Study material:
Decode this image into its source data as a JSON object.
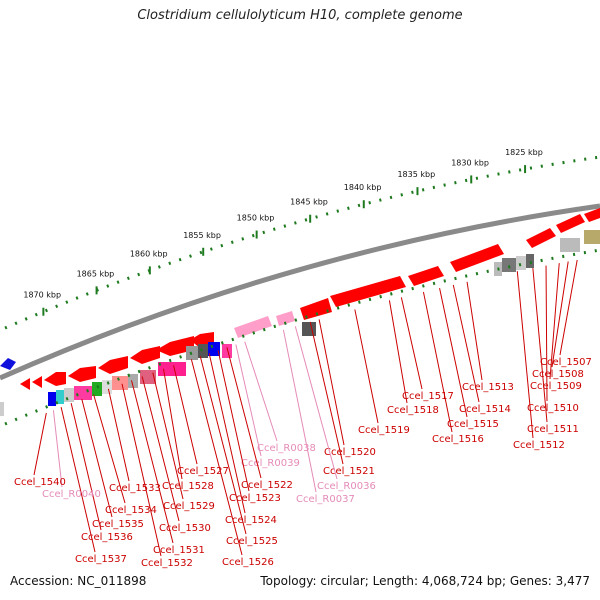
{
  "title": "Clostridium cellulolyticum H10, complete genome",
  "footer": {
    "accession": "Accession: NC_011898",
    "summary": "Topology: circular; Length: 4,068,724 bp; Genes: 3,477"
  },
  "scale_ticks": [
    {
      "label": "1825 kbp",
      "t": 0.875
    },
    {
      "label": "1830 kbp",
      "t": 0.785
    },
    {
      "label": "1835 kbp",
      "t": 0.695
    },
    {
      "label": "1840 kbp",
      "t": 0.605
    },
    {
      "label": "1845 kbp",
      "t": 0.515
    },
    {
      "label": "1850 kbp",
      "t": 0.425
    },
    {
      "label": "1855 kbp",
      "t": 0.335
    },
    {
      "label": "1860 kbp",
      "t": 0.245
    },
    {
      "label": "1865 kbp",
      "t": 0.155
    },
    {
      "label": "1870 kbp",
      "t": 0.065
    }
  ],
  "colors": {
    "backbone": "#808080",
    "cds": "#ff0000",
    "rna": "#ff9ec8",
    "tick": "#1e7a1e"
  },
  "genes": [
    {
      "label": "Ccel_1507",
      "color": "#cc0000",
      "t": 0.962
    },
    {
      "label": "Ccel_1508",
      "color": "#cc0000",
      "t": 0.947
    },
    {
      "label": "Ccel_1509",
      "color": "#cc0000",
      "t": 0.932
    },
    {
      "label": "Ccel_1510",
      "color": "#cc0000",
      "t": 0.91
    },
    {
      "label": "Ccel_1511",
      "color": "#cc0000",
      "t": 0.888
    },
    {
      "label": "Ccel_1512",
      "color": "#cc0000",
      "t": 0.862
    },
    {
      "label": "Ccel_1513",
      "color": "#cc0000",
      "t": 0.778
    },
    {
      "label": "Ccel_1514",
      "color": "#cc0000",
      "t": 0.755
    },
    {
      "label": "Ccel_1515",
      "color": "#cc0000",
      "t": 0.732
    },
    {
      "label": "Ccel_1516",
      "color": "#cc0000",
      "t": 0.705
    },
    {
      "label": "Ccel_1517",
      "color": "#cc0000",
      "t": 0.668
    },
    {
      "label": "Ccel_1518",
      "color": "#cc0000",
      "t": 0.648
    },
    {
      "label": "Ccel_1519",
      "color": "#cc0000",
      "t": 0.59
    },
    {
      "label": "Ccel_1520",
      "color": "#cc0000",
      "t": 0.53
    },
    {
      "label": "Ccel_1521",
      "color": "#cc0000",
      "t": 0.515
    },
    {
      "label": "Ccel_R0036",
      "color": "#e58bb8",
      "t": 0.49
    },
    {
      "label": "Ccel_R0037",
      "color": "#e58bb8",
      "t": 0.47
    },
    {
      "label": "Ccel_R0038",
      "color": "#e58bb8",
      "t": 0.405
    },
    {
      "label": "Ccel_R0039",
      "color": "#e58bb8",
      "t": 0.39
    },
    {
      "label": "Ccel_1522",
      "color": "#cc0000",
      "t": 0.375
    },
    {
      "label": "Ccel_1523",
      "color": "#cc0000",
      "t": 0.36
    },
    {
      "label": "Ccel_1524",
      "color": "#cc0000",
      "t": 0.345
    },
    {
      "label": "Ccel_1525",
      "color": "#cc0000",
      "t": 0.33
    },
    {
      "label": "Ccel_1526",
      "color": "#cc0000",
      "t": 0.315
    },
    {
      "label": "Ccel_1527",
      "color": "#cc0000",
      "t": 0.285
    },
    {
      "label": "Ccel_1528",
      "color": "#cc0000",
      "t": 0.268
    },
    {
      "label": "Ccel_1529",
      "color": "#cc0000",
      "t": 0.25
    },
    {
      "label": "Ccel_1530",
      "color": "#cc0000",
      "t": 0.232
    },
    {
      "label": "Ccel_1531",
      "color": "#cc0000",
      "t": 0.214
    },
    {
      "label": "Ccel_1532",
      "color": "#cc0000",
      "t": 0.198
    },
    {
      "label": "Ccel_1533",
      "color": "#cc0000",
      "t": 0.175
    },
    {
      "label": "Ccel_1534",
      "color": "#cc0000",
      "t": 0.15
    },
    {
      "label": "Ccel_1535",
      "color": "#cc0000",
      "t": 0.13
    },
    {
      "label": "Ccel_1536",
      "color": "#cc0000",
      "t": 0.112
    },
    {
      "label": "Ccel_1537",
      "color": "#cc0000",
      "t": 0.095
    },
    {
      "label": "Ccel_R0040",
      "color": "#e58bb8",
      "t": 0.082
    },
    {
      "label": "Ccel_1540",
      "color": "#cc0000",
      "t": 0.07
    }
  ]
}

==

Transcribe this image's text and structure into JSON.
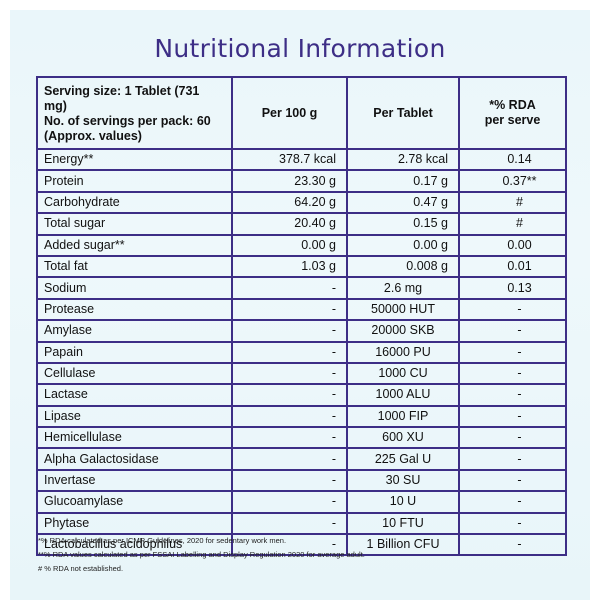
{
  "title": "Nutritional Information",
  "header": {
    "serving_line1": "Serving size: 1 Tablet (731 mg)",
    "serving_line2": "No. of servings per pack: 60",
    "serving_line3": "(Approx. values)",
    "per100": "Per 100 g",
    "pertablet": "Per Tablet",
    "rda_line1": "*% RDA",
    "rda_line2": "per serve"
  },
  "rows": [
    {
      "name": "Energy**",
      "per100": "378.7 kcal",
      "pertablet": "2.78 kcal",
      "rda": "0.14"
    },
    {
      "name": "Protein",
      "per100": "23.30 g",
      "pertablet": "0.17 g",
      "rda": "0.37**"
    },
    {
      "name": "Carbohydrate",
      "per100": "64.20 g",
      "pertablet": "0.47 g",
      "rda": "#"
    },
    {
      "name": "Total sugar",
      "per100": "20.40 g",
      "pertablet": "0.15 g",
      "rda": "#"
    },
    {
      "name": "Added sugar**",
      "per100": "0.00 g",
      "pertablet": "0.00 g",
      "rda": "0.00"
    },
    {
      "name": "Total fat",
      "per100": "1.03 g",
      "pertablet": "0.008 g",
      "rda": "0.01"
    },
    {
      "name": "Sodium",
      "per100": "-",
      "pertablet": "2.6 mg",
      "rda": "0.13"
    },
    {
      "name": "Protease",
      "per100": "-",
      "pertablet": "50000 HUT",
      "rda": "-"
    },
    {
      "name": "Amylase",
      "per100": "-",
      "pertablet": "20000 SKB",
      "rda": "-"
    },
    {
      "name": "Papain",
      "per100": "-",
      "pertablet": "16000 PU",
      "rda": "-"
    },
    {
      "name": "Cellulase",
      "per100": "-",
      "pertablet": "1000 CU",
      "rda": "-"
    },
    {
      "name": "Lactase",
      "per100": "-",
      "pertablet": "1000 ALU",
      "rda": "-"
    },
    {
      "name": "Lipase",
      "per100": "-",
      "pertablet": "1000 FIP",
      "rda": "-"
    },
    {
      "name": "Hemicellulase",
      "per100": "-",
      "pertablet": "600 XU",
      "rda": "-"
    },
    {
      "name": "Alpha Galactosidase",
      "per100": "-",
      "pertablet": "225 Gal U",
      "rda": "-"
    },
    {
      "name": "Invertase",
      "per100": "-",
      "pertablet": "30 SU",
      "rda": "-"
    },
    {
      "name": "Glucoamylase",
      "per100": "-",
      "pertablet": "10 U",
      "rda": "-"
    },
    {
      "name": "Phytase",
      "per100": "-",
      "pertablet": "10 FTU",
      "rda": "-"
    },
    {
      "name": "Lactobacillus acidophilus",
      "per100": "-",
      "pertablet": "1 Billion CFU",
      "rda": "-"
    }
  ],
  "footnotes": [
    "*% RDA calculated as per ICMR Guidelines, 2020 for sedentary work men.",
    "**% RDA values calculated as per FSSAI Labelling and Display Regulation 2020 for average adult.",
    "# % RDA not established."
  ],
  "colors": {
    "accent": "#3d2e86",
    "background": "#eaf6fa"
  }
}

--

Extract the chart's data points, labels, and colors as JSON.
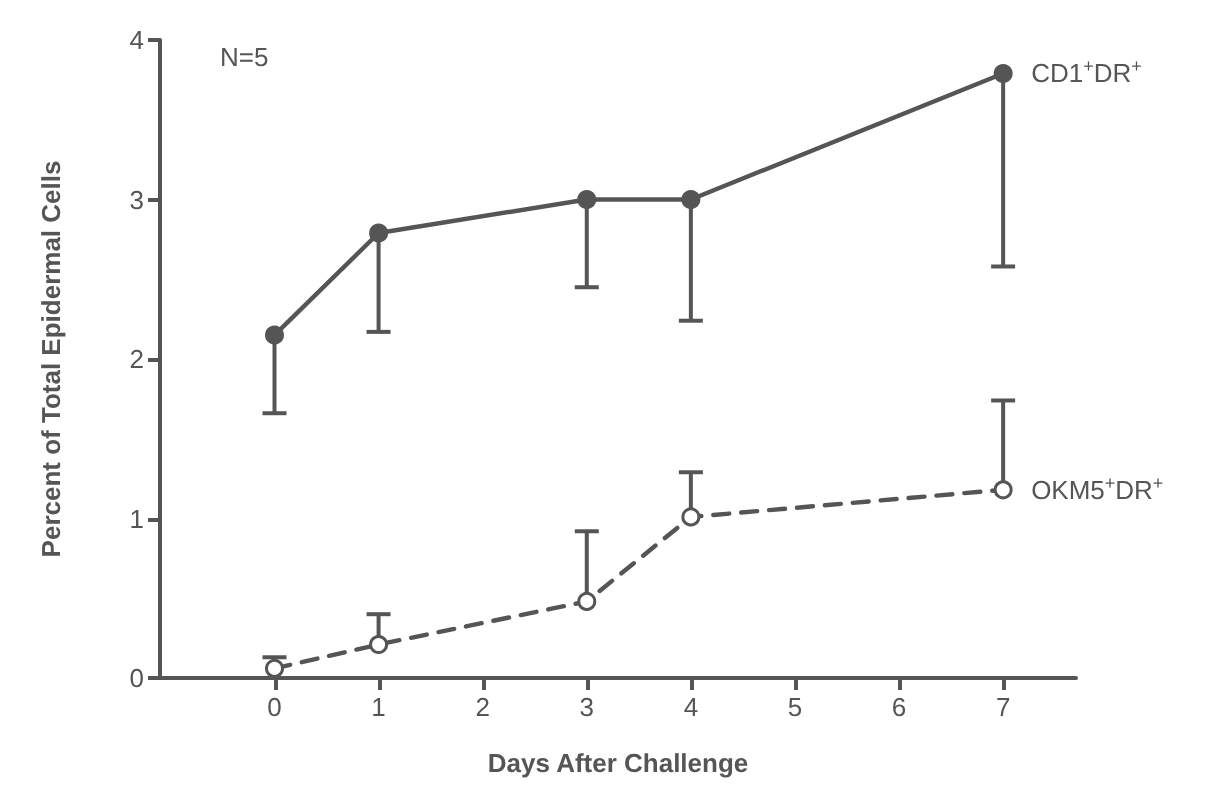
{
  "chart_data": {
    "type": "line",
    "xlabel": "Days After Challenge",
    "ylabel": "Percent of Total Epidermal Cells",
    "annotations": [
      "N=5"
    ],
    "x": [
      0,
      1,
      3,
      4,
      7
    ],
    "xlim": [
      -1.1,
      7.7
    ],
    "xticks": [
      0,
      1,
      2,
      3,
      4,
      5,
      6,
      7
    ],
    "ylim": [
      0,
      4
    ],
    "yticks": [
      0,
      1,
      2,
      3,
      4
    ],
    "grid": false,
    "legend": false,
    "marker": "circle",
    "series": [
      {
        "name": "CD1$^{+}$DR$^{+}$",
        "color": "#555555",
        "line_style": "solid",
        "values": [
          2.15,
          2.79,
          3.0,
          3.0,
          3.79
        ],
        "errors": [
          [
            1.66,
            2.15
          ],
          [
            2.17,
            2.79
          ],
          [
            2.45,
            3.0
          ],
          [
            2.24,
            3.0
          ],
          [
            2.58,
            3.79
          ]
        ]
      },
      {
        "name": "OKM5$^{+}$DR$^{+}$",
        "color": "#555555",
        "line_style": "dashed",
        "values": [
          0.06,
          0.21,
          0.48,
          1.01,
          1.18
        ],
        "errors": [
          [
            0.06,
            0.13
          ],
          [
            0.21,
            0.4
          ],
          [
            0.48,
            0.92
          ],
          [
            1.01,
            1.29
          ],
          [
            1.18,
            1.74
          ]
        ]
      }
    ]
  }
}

What the exercise asks: Using the data above, count the lines that hold the string "into". Report the number and nothing else.

Written reply: 2